* **SET EXERCISE**
Copy the items below verbatim, everything from the line containing "ok-button[interactable]: OK <box>337" down to the line containing "menu-help[interactable]: Help <box>172", including both of those lines.

Layout coordinate data
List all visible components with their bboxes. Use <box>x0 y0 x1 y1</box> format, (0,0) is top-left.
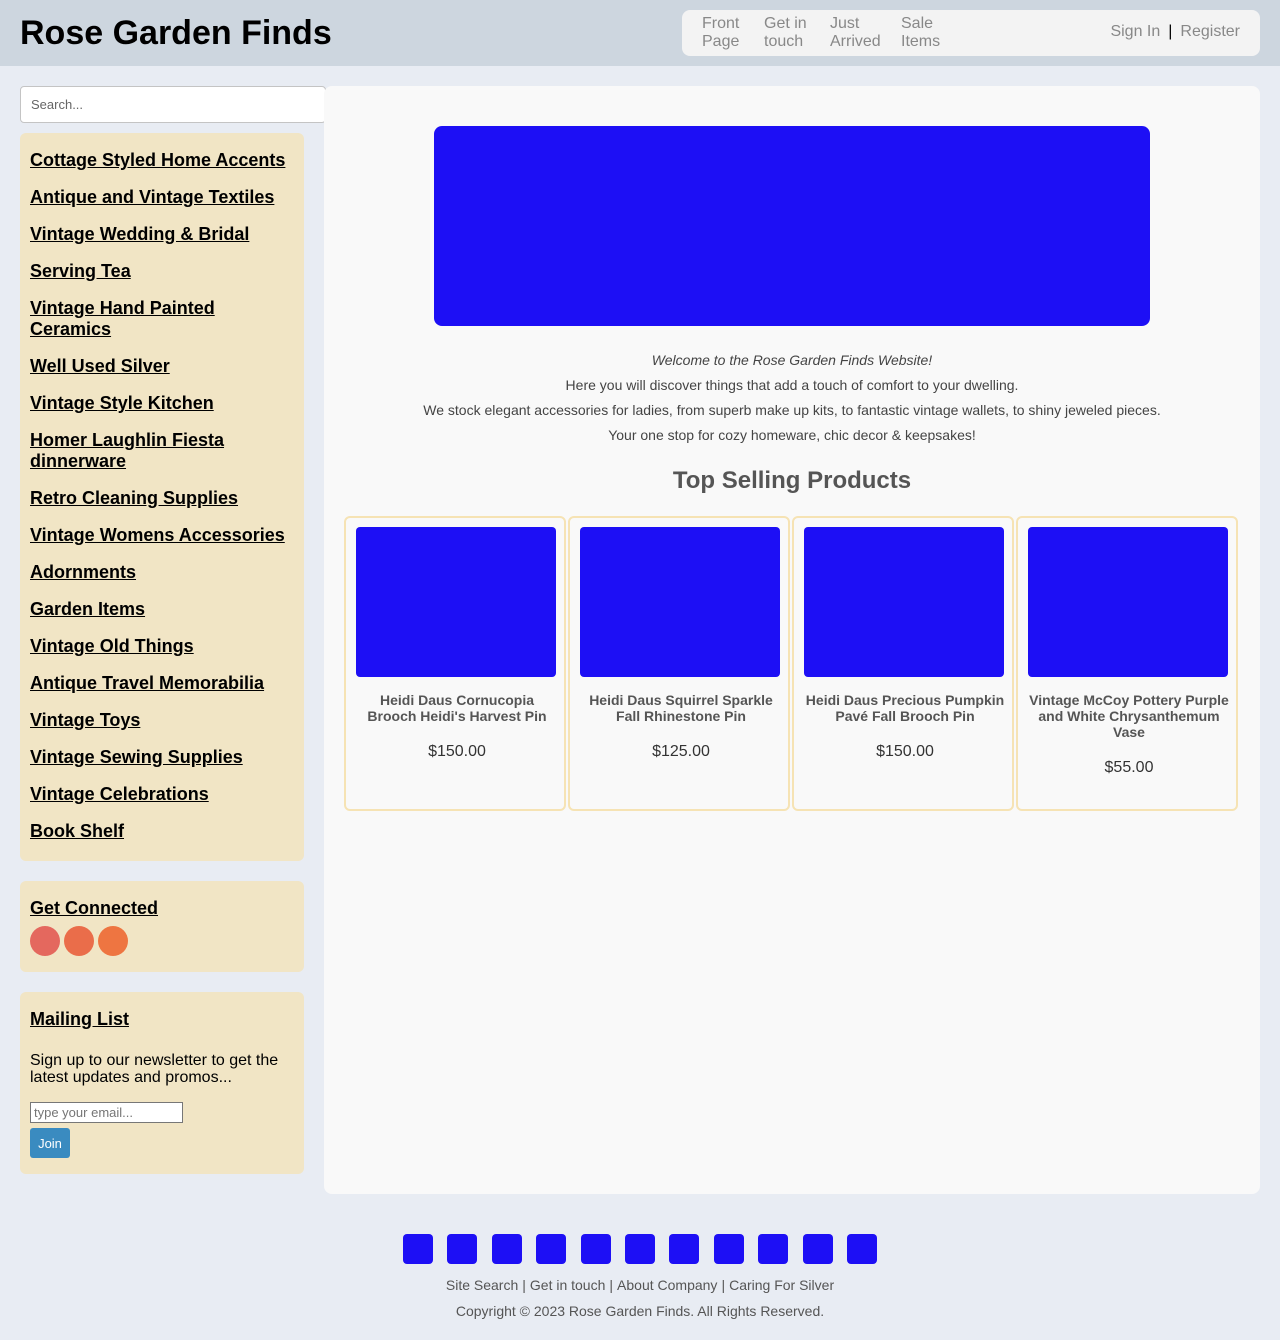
footer-social-icon[interactable] <box>447 1234 477 1264</box>
sidebar-category-link[interactable]: Vintage Old Things <box>30 636 294 657</box>
hero-image <box>434 126 1150 326</box>
product-card[interactable]: Heidi Daus Squirrel Sparkle Fall Rhinest… <box>568 516 790 811</box>
footer-link[interactable]: Get in touch <box>530 1277 606 1293</box>
sidebar-category-link[interactable]: Book Shelf <box>30 821 294 842</box>
product-price: $150.00 <box>876 743 934 760</box>
register-link[interactable]: Register <box>1180 23 1240 40</box>
footer-social-icon[interactable] <box>714 1234 744 1264</box>
auth-links: Sign In | Register <box>1110 23 1240 41</box>
product-price: $150.00 <box>428 743 486 760</box>
mailing-list-box: Mailing List Sign up to our newsletter t… <box>20 992 304 1174</box>
nav-sale-items[interactable]: Sale Items <box>901 15 951 51</box>
top-selling-title: Top Selling Products <box>672 467 912 494</box>
intro-text: Welcome to the Rose Garden Finds Website… <box>324 348 1260 448</box>
footer-link-separator: | <box>522 1277 526 1293</box>
email-field[interactable] <box>30 1102 183 1123</box>
product-image[interactable] <box>804 527 1004 677</box>
product-card[interactable]: Heidi Daus Cornucopia Brooch Heidi's Har… <box>344 516 566 811</box>
social-icon[interactable] <box>98 926 128 956</box>
social-icon[interactable] <box>30 926 60 956</box>
footer-social-icon[interactable] <box>581 1234 611 1264</box>
sidebar-category-link[interactable]: Antique and Vintage Textiles <box>30 187 294 208</box>
product-name[interactable]: Heidi Daus Squirrel Sparkle Fall Rhinest… <box>578 692 784 724</box>
main-content: Welcome to the Rose Garden Finds Website… <box>324 86 1260 1194</box>
sidebar-category-link[interactable]: Vintage Sewing Supplies <box>30 747 294 768</box>
product-price: $125.00 <box>652 743 710 760</box>
product-price: $55.00 <box>1104 759 1154 776</box>
sidebar-category-link[interactable]: Vintage Hand Painted Ceramics <box>30 298 294 340</box>
product-card[interactable]: Heidi Daus Precious Pumpkin Pavé Fall Br… <box>792 516 1014 811</box>
nav-just-arrived[interactable]: Just Arrived <box>830 15 890 51</box>
sidebar-category-link[interactable]: Vintage Womens Accessories <box>30 525 294 546</box>
sidebar-category-link[interactable]: Serving Tea <box>30 261 294 282</box>
mailing-list-title[interactable]: Mailing List <box>30 1009 294 1030</box>
search-input[interactable] <box>20 86 326 123</box>
mailing-list-text: Sign up to our newsletter to get the lat… <box>30 1052 279 1086</box>
get-connected-title[interactable]: Get Connected <box>30 898 294 919</box>
site-header: Rose Garden Finds Front Page Get in touc… <box>0 0 1280 66</box>
product-name[interactable]: Heidi Daus Precious Pumpkin Pavé Fall Br… <box>802 692 1008 724</box>
sidebar-category-link[interactable]: Vintage Toys <box>30 710 294 731</box>
top-navigation: Front Page Get in touch Just Arrived Sal… <box>682 10 1260 56</box>
footer-social-icon[interactable] <box>492 1234 522 1264</box>
product-grid: Heidi Daus Cornucopia Brooch Heidi's Har… <box>344 516 1240 811</box>
nav-get-in-touch[interactable]: Get in touch <box>764 15 819 51</box>
footer-social-icon[interactable] <box>847 1234 877 1264</box>
product-image[interactable] <box>1028 527 1228 677</box>
footer-social-icon[interactable] <box>803 1234 833 1264</box>
sign-in-link[interactable]: Sign In <box>1110 23 1160 40</box>
category-sidebar: Cottage Styled Home Accents Antique and V… <box>20 133 304 861</box>
site-title[interactable]: Rose Garden Finds <box>20 14 332 53</box>
footer-social-icon[interactable] <box>403 1234 433 1264</box>
sidebar-category-link[interactable]: Vintage Wedding & Bridal <box>30 224 294 245</box>
footer-social-icon[interactable] <box>625 1234 655 1264</box>
product-name[interactable]: Heidi Daus Cornucopia Brooch Heidi's Har… <box>354 692 560 724</box>
footer-social-icon[interactable] <box>536 1234 566 1264</box>
intro-line: Your one stop for cozy homeware, chic de… <box>608 427 976 443</box>
get-connected-box: Get Connected <box>20 881 304 972</box>
product-card[interactable]: Vintage McCoy Pottery Purple and White C… <box>1016 516 1238 811</box>
footer-link[interactable]: About Company <box>617 1277 717 1293</box>
sidebar-category-link[interactable]: Well Used Silver <box>30 356 294 377</box>
auth-separator: | <box>1168 23 1173 40</box>
footer-link[interactable]: Site Search <box>446 1277 518 1293</box>
footer-social-icon[interactable] <box>758 1234 788 1264</box>
footer-social-icon[interactable] <box>669 1234 699 1264</box>
social-icons <box>30 926 294 956</box>
product-name[interactable]: Vintage McCoy Pottery Purple and White C… <box>1026 692 1232 740</box>
footer-link[interactable]: Caring For Silver <box>729 1277 834 1293</box>
sidebar-category-link[interactable]: Vintage Celebrations <box>30 784 294 805</box>
welcome-text: Welcome to the Rose Garden Finds Website… <box>651 352 933 368</box>
nav-front-page[interactable]: Front Page <box>702 15 752 51</box>
intro-line: Here you will discover things that add a… <box>565 377 1019 393</box>
footer-links: Site Search | Get in touch | About Company | C… <box>0 1277 1280 1293</box>
social-icon[interactable] <box>64 926 94 956</box>
intro-line: We stock elegant accessories for ladies,… <box>423 402 1161 418</box>
sidebar-category-link[interactable]: Retro Cleaning Supplies <box>30 488 294 509</box>
join-button[interactable]: Join <box>30 1128 70 1158</box>
product-image[interactable] <box>356 527 556 677</box>
copyright-text: Copyright © 2023 Rose Garden Finds. All … <box>455 1303 825 1319</box>
sidebar-category-link[interactable]: Antique Travel Memorabilia <box>30 673 294 694</box>
sidebar-category-link[interactable]: Vintage Style Kitchen <box>30 393 294 414</box>
sidebar-category-link[interactable]: Adornments <box>30 562 294 583</box>
sidebar-category-link[interactable]: Homer Laughlin Fiesta dinnerware <box>30 430 294 472</box>
product-image[interactable] <box>580 527 780 677</box>
footer-link-separator: | <box>609 1277 614 1293</box>
footer-link-separator: | <box>721 1277 726 1293</box>
sidebar-category-link[interactable]: Garden Items <box>30 599 294 620</box>
sidebar-category-link[interactable]: Cottage Styled Home Accents <box>30 150 294 171</box>
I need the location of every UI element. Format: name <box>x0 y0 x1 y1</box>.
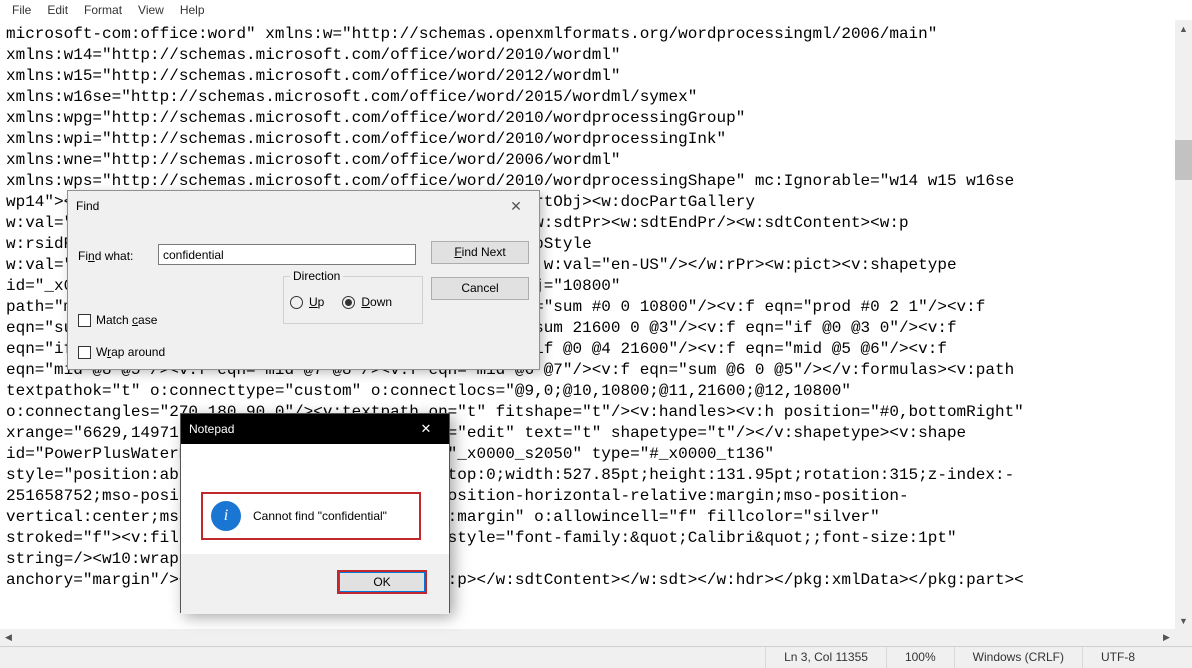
ok-button[interactable]: OK <box>337 570 427 594</box>
menu-file[interactable]: File <box>4 1 39 19</box>
wrap-around-checkbox[interactable] <box>78 346 91 359</box>
find-what-label: Find what: <box>78 249 133 263</box>
wrap-around-label: Wrap around <box>96 345 165 359</box>
direction-down-label: Down <box>361 295 392 309</box>
vertical-scrollbar[interactable]: ▲ ▼ <box>1175 20 1192 646</box>
horizontal-scrollbar[interactable]: ◀ ▶ <box>0 629 1175 646</box>
info-icon: i <box>211 501 241 531</box>
menu-help[interactable]: Help <box>172 1 213 19</box>
direction-up-radio[interactable] <box>290 296 303 309</box>
match-case-label: Match case <box>96 313 157 327</box>
message-content: i Cannot find "confidential" <box>201 492 421 540</box>
cancel-button[interactable]: Cancel <box>431 277 529 300</box>
menu-view[interactable]: View <box>130 1 172 19</box>
find-dialog: Find ✕ Find what: Find Next Cancel Direc… <box>67 190 540 370</box>
status-encoding: UTF-8 <box>1082 647 1192 668</box>
scroll-left-arrow-icon[interactable]: ◀ <box>0 629 17 646</box>
close-icon[interactable]: ✕ <box>501 198 531 215</box>
find-dialog-title: Find <box>76 199 501 213</box>
message-text: Cannot find "confidential" <box>253 509 387 523</box>
close-icon[interactable]: ✕ <box>411 421 441 437</box>
direction-up-label: Up <box>309 295 324 309</box>
scroll-right-arrow-icon[interactable]: ▶ <box>1158 629 1175 646</box>
find-next-button[interactable]: Find Next <box>431 241 529 264</box>
direction-group: Direction Up Down <box>283 276 423 324</box>
status-bar: Ln 3, Col 11355 100% Windows (CRLF) UTF-… <box>0 646 1192 668</box>
status-zoom: 100% <box>886 647 954 668</box>
status-line-ending: Windows (CRLF) <box>954 647 1082 668</box>
match-case-checkbox[interactable] <box>78 314 91 327</box>
scroll-thumb[interactable] <box>1175 140 1192 180</box>
direction-label: Direction <box>290 269 343 283</box>
message-dialog: Notepad ✕ i Cannot find "confidential" O… <box>180 413 450 613</box>
find-what-input[interactable] <box>158 244 416 265</box>
menu-bar: File Edit Format View Help <box>0 0 1192 20</box>
direction-down-radio[interactable] <box>342 296 355 309</box>
scroll-down-arrow-icon[interactable]: ▼ <box>1175 612 1192 629</box>
status-position: Ln 3, Col 11355 <box>765 647 886 668</box>
message-dialog-title: Notepad <box>189 422 411 436</box>
scroll-up-arrow-icon[interactable]: ▲ <box>1175 20 1192 37</box>
menu-edit[interactable]: Edit <box>39 1 76 19</box>
menu-format[interactable]: Format <box>76 1 130 19</box>
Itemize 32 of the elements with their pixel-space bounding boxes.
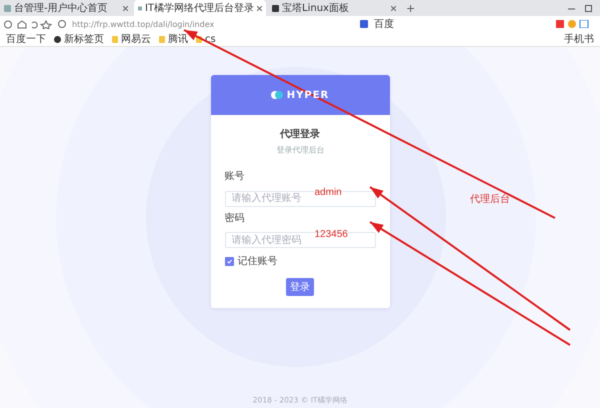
new-tab-button[interactable]: + (402, 2, 420, 14)
field-label: 账号 (224, 170, 246, 183)
nav-icons-drawing[interactable] (4, 20, 52, 28)
maximize-icon[interactable] (585, 4, 592, 12)
mobile-bookmark[interactable]: 手机书 (564, 32, 594, 46)
close-icon[interactable] (391, 6, 396, 10)
page-icon (4, 4, 11, 12)
browser-tab[interactable]: 宝塔Linux面板 (268, 0, 400, 16)
page-icon (138, 4, 142, 12)
checkbox-label: 记住账号 (238, 254, 278, 268)
login-title: 代理登录 (278, 128, 321, 141)
folder-icon (159, 36, 165, 42)
bookmark-item[interactable]: 百度一下 (6, 32, 46, 46)
browser-tab[interactable]: 台管理-用户中心首页 (0, 0, 132, 16)
bookmark-item[interactable]: 腾讯 (159, 32, 188, 46)
search-engine-label[interactable]: 百度 (374, 17, 394, 31)
bookmark-item[interactable]: 网易云 (112, 32, 151, 46)
search-engine-icon (360, 20, 368, 28)
globe-icon (54, 36, 61, 42)
annotation-text: 代理后台 (470, 192, 510, 206)
checkbox[interactable] (224, 256, 234, 266)
page-icon (272, 4, 279, 12)
address-field[interactable]: http://frp.wwttd.top/dali/login/index (72, 20, 214, 28)
folder-icon (112, 36, 118, 42)
login-subtitle: 登录代理后台 (275, 145, 325, 156)
logo-icon (270, 91, 283, 99)
browser-tab[interactable]: IT橘学网络代理后台登录 (134, 0, 266, 16)
field-label: 密码 (224, 212, 246, 224)
close-icon[interactable] (257, 6, 262, 10)
login-button[interactable]: 登录 (286, 278, 314, 296)
bookmark-item[interactable]: 新标签页 (54, 32, 104, 46)
close-icon[interactable] (123, 6, 128, 10)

* **RESULT**
ok-button[interactable]: OK <box>337 570 427 594</box>
menu-file[interactable]: File <box>4 1 39 19</box>
wrap-around-checkbox[interactable] <box>78 346 91 359</box>
find-what-label: Find what: <box>78 249 133 263</box>
wrap-around-label: Wrap around <box>96 345 165 359</box>
direction-down-label: Down <box>361 295 392 309</box>
vertical-scrollbar[interactable]: ▲ ▼ <box>1175 20 1192 646</box>
horizontal-scrollbar[interactable]: ◀ ▶ <box>0 629 1175 646</box>
info-icon: i <box>211 501 241 531</box>
menu-help[interactable]: Help <box>172 1 213 19</box>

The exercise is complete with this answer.